---- Data to use

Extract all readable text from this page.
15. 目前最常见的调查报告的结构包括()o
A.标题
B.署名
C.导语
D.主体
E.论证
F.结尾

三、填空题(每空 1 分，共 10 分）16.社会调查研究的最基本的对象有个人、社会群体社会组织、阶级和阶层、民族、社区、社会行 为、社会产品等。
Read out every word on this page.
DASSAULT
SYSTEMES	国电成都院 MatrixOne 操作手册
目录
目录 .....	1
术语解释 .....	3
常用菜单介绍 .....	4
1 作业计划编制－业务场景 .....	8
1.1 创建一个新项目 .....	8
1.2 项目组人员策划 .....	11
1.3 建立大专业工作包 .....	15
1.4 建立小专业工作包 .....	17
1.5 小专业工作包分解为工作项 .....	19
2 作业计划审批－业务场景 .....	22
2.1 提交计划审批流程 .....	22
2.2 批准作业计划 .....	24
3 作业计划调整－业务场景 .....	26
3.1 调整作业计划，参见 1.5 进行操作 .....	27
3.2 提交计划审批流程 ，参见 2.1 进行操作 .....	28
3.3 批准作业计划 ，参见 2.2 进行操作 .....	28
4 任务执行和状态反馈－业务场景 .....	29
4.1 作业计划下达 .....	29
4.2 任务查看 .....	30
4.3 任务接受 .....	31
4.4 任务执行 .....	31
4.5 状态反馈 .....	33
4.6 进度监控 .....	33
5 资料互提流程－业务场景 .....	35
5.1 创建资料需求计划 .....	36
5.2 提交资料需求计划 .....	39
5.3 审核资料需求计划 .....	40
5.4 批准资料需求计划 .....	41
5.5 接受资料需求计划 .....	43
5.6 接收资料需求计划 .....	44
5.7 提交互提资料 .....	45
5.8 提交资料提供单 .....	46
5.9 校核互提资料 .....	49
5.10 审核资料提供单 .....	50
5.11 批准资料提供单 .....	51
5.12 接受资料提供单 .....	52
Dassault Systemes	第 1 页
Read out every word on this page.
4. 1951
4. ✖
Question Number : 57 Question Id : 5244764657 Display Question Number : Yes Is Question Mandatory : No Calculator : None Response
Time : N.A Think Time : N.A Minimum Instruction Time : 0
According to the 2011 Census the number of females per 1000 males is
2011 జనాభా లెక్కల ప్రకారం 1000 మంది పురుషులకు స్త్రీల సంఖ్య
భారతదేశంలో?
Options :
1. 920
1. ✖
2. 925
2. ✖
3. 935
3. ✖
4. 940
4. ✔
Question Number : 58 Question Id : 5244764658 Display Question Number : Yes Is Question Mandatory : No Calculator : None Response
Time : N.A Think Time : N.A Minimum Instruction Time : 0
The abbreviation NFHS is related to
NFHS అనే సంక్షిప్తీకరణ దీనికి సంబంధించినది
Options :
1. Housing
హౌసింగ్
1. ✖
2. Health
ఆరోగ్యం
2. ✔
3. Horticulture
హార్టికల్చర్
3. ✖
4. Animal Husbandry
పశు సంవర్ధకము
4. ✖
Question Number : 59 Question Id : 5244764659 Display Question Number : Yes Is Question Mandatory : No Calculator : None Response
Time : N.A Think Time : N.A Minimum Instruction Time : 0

--------

- What you will do: Restate the data above word for word, please.

- Exercise output:
Extract all readable text from this page.
15. 目前最常见的调查报告的结构包括()o
A.标题
B.署名
C.导语
D.主体
E.论证
F.结尾

三、填空题(每空 1 分，共 10 分）16.社会调查研究的最基本的对象有个人、社会群体社会组织、阶级和阶层、民族、社区、社会行 为、社会产品等。
Read out every word on this page.
DASSAULT
SYSTEMES	国电成都院 MatrixOne 操作手册
目录
目录 .....	1
术语解释 .....	3
常用菜单介绍 .....	4
1 作业计划编制－业务场景 .....	8
1.1 创建一个新项目 .....	8
1.2 项目组人员策划 .....	11
1.3 建立大专业工作包 .....	15
1.4 建立小专业工作包 .....	17
1.5 小专业工作包分解为工作项 .....	19
2 作业计划审批－业务场景 .....	22
2.1 提交计划审批流程 .....	22
2.2 批准作业计划 .....	24
3 作业计划调整－业务场景 .....	26
3.1 调整作业计划，参见 1.5 进行操作 .....	27
3.2 提交计划审批流程 ，参见 2.1 进行操作 .....	28
3.3 批准作业计划 ，参见 2.2 进行操作 .....	28
4 任务执行和状态反馈－业务场景 .....	29
4.1 作业计划下达 .....	29
4.2 任务查看 .....	30
4.3 任务接受 .....	31
4.4 任务执行 .....	31
4.5 状态反馈 .....	33
4.6 进度监控 .....	33
5 资料互提流程－业务场景 .....	35
5.1 创建资料需求计划 .....	36
5.2 提交资料需求计划 .....	39
5.3 审核资料需求计划 .....	40
5.4 批准资料需求计划 .....	41
5.5 接受资料需求计划 .....	43
5.6 接收资料需求计划 .....	44
5.7 提交互提资料 .....	45
5.8 提交资料提供单 .....	46
5.9 校核互提资料 .....	49
5.10 审核资料提供单 .....	50
5.11 批准资料提供单 .....	51
5.12 接受资料提供单 .....	52
Dassault Systemes	第 1 页
Read out every word on this page.
4. 1951
4. ✖
Question Number : 57 Question Id : 5244764657 Display Question Number : Yes Is Question Mandatory : No Calculator : None Response
Time : N.A Think Time : N.A Minimum Instruction Time : 0
According to the 2011 Census the number of females per 1000 males is
2011 జనాభా లెక్కల ప్రకారం 1000 మంది పురుషులకు స్త్రీల సంఖ్య
భారతదేశంలో?
Options :
1. 920
1. ✖
2. 925
2. ✖
3. 935
3. ✖
4. 940
4. ✔
Question Number : 58 Question Id : 5244764658 Display Question Number : Yes Is Question Mandatory : No Calculator : None Response
Time : N.A Think Time : N.A Minimum Instruction Time : 0
The abbreviation NFHS is related to
NFHS అనే సంక్షిప్తీకరణ దీనికి సంబంధించినది
Options :
1. Housing
హౌసింగ్
1. ✖
2. Health
ఆరోగ్యం
2. ✔
3. Horticulture
హార్టికల్చర్
3. ✖
4. Animal Husbandry
పశు సంవర్ధకము
4. ✖
Question Number : 59 Question Id : 5244764659 Display Question Number : Yes Is Question Mandatory : No Calculator : None Response
Time : N.A Think Time : N.A Minimum Instruction Time : 0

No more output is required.